Dataset records

=-=-=-=-=

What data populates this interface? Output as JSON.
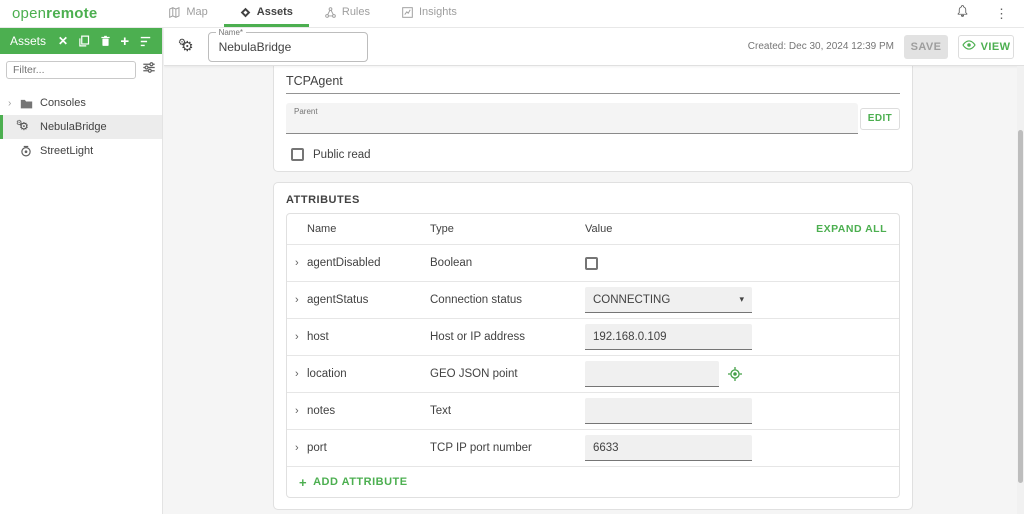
{
  "colors": {
    "accent": "#4caf50",
    "toolbar_green": "#4caf50"
  },
  "app_bar": {
    "logo_open": "open",
    "logo_remote": "remote",
    "tabs": [
      {
        "label": "Map",
        "icon": "map-icon",
        "active": false
      },
      {
        "label": "Assets",
        "icon": "assets-icon",
        "active": true
      },
      {
        "label": "Rules",
        "icon": "rules-icon",
        "active": false
      },
      {
        "label": "Insights",
        "icon": "insights-icon",
        "active": false
      }
    ]
  },
  "sidebar": {
    "title": "Assets",
    "filter_placeholder": "Filter...",
    "tree": [
      {
        "label": "Consoles",
        "icon": "folder-icon",
        "expandable": true,
        "selected": false
      },
      {
        "label": "NebulaBridge",
        "icon": "agent-cogs-icon",
        "expandable": false,
        "selected": true
      },
      {
        "label": "StreetLight",
        "icon": "streetlight-icon",
        "expandable": false,
        "selected": false
      }
    ]
  },
  "header": {
    "name_label": "Name*",
    "name_value": "NebulaBridge",
    "created_text": "Created: Dec 30, 2024 12:39 PM",
    "save_label": "SAVE",
    "view_label": "VIEW"
  },
  "info_panel": {
    "agent_type": "TCPAgent",
    "parent_label": "Parent",
    "edit_label": "EDIT",
    "public_read_label": "Public read",
    "public_read_checked": false
  },
  "attributes_panel": {
    "title": "ATTRIBUTES",
    "columns": {
      "name": "Name",
      "type": "Type",
      "value": "Value"
    },
    "expand_all_label": "EXPAND ALL",
    "add_attribute_label": "ADD ATTRIBUTE",
    "rows": [
      {
        "name": "agentDisabled",
        "type": "Boolean",
        "control": "checkbox",
        "value": "",
        "checked": false
      },
      {
        "name": "agentStatus",
        "type": "Connection status",
        "control": "select",
        "value": "CONNECTING"
      },
      {
        "name": "host",
        "type": "Host or IP address",
        "control": "text",
        "value": "192.168.0.109"
      },
      {
        "name": "location",
        "type": "GEO JSON point",
        "control": "geo",
        "value": ""
      },
      {
        "name": "notes",
        "type": "Text",
        "control": "text",
        "value": ""
      },
      {
        "name": "port",
        "type": "TCP IP port number",
        "control": "text",
        "value": "6633"
      }
    ]
  }
}
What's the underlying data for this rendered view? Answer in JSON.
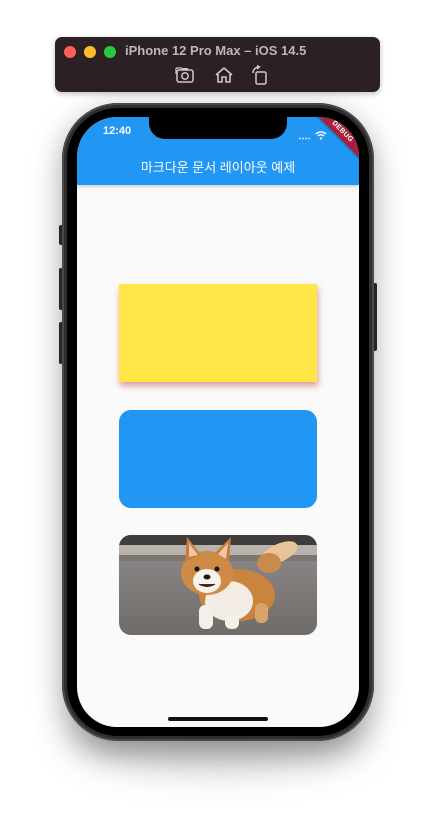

=-=-=-=-=

Using the entries above, return each line in which the word "this" occurs.

What data populates this interface? Output as JSON.
What's the underlying data for this rendered view? Answer in JSON.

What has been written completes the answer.